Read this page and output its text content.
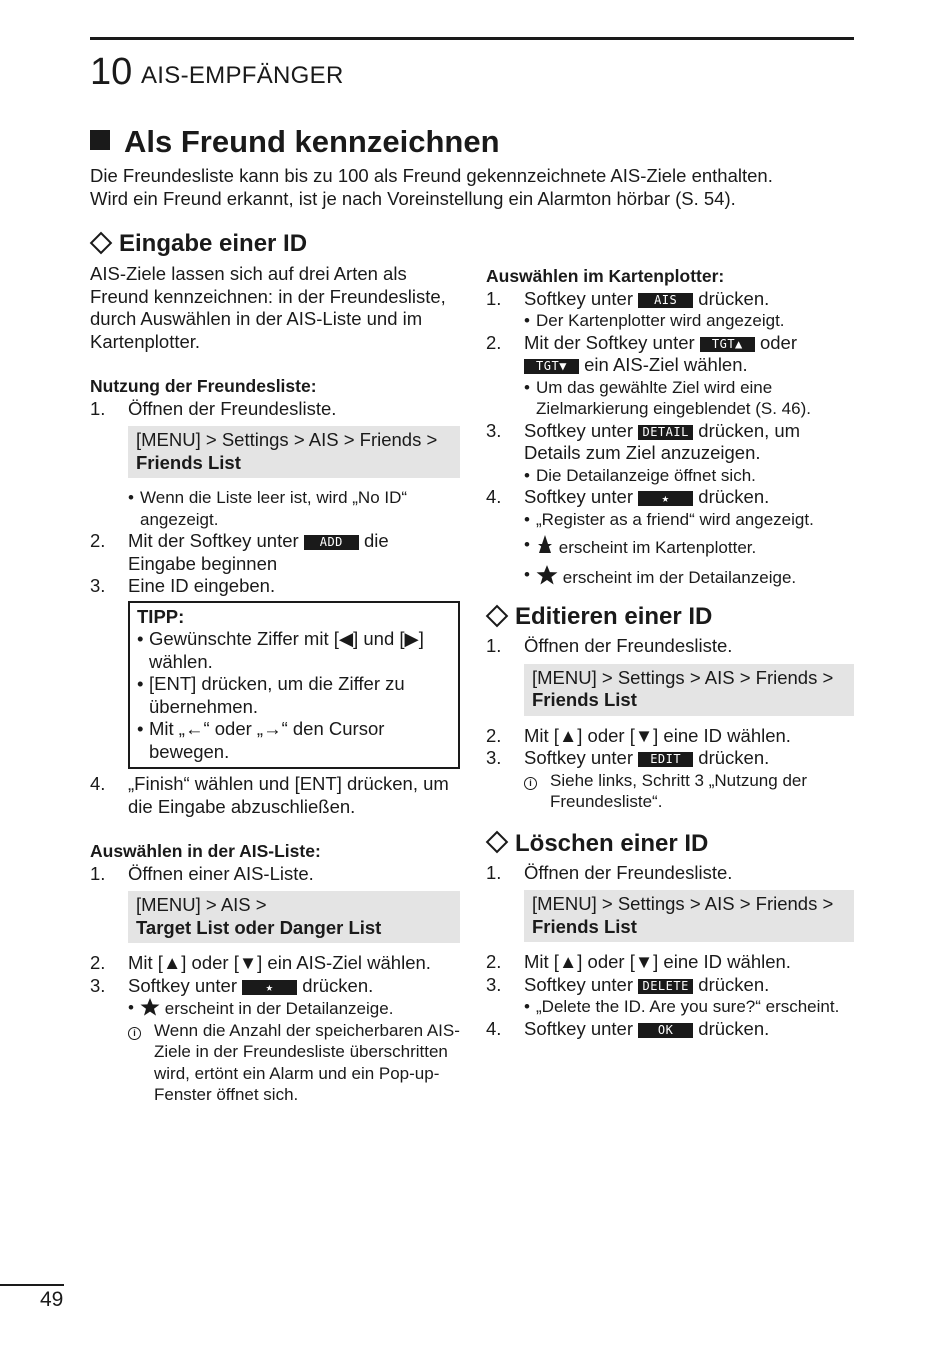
10 AIS-EMPFÄNGER
Als Freund kennzeichnen

Die Freundesliste kann bis zu 100 als Freund gekennzeichnete AIS-Ziele enthalten.

Wird ein Freund erkannt, ist je nach Voreinstellung ein Alarmton hörbar (S. 54).

Eingabe einer ID

AIS-Ziele lassen sich auf drei Arten als Freund kennzeichnen: in der Freundesliste, durch Auswählen in der AIS-Liste und im Kartenplotter.

Nutzung der Freundesliste:

1.	Öffnen der Freundesliste.
[MENU] > Settings > AIS > Friends >
Friends List
• Wenn die Liste leer ist, wird „No ID“ angezeigt.
2.	Mit der Softkey unter ADD die Eingabe beginnen
3.	Eine ID eingeben.
TIPP:
• Gewünschte Ziffer mit [◀] und [▶] wählen.
• [ENT] drücken, um die Ziffer zu übernehmen.
• Mit „←“ oder „→“ den Cursor bewegen.
4.	„Finish“ wählen und [ENT] drücken, um die Eingabe abzuschließen.

Auswählen in der AIS-Liste:

1.	Öffnen einer AIS-Liste.
[MENU] > AIS >
Target List oder Danger List
2.	Mit [▲] oder [▼] ein AIS-Ziel wählen.
3.	Softkey unter ★ drücken.
•	erscheint in der Detailanzeige.
i	Wenn die Anzahl der speicherbaren AIS-Ziele in der Freundesliste überschritten wird, ertönt ein Alarm und ein Pop-up-Fenster öffnet sich.

Auswählen im Kartenplotter:

1.	Softkey unter AIS drücken.
• Der Kartenplotter wird angezeigt.
2.	Mit der Softkey unter TGT▲ oder TGT▼ ein AIS-Ziel wählen.
• Um das gewählte Ziel wird eine Zielmarkierung eingeblendet (S. 46).
3.	Softkey unter DETAIL drücken, um Details zum Ziel anzuzeigen.
• Die Detailanzeige öffnet sich.
4.	Softkey unter ★ drücken.
• „Register as a friend“ wird angezeigt.
•	erscheint im Kartenplotter.
•	erscheint im der Detailanzeige.
Editieren einer ID
1.	Öffnen der Freundesliste.
[MENU] > Settings > AIS > Friends >
Friends List
2.	Mit [▲] oder [▼] eine ID wählen.
3.	Softkey unter EDIT drücken.
i	Siehe links, Schritt 3 „Nutzung der Freundesliste“.
Löschen einer ID
1.	Öffnen der Freundesliste.
[MENU] > Settings > AIS > Friends >
Friends List
2.	Mit [▲] oder [▼] eine ID wählen.
3.	Softkey unter DELETE drücken.
• „Delete the ID. Are you sure?“ erscheint.
4.	Softkey unter OK drücken.
49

-- -- --

What is asked
Copy out each line in the preceding records that contains "sich".

In response
AIS-Ziele lassen sich auf drei Arten als Freund kennzeichnen: in der Freundesliste, durch Auswählen in der AIS-Liste und im Kartenplotter.
i	Wenn die Anzahl der speicherbaren AIS-Ziele in der Freundesliste überschritten wird, ertönt ein Alarm und ein Pop-up-Fenster öffnet sich.
• Die Detailanzeige öffnet sich.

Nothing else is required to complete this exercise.